WORK TO COMPLETE:
In the lines below, change every "barber-label" to "name-label" and leave everything else as it is.

RAW DATA:
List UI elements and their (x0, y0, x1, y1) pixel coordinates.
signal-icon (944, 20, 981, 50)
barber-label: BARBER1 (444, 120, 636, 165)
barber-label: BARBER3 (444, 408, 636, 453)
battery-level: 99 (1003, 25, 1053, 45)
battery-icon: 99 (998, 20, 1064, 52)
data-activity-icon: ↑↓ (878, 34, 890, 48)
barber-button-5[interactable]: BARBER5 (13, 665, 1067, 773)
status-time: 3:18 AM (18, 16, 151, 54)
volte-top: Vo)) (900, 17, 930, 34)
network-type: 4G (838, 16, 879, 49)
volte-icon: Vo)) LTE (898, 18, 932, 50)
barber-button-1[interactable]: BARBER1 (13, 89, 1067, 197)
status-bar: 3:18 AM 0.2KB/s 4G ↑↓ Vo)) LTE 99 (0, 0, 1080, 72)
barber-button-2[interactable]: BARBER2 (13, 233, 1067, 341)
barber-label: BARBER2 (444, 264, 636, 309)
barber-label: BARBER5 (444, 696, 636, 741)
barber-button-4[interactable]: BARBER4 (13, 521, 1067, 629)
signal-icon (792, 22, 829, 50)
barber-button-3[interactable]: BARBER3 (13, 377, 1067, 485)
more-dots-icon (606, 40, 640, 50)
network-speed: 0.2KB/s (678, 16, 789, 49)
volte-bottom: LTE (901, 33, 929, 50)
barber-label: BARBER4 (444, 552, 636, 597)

COMPLETED TASK:
List UI elements and their (x0, y0, x1, y1) pixel coordinates.
signal-icon (944, 20, 981, 50)
name-label: BARBER1 (444, 120, 636, 165)
name-label: BARBER3 (444, 408, 636, 453)
battery-level: 99 (1003, 25, 1053, 45)
battery-icon: 99 (998, 20, 1064, 52)
data-activity-icon: ↑↓ (878, 34, 890, 48)
barber-button-5[interactable]: BARBER5 (13, 665, 1067, 773)
status-time: 3:18 AM (18, 16, 151, 54)
volte-top: Vo)) (900, 17, 930, 34)
network-type: 4G (838, 16, 879, 49)
volte-icon: Vo)) LTE (898, 18, 932, 50)
barber-button-1[interactable]: BARBER1 (13, 89, 1067, 197)
status-bar: 3:18 AM 0.2KB/s 4G ↑↓ Vo)) LTE 99 (0, 0, 1080, 72)
barber-button-2[interactable]: BARBER2 (13, 233, 1067, 341)
name-label: BARBER2 (444, 264, 636, 309)
name-label: BARBER5 (444, 696, 636, 741)
barber-button-4[interactable]: BARBER4 (13, 521, 1067, 629)
signal-icon (792, 22, 829, 50)
barber-button-3[interactable]: BARBER3 (13, 377, 1067, 485)
more-dots-icon (606, 40, 640, 50)
network-speed: 0.2KB/s (678, 16, 789, 49)
volte-bottom: LTE (901, 33, 929, 50)
name-label: BARBER4 (444, 552, 636, 597)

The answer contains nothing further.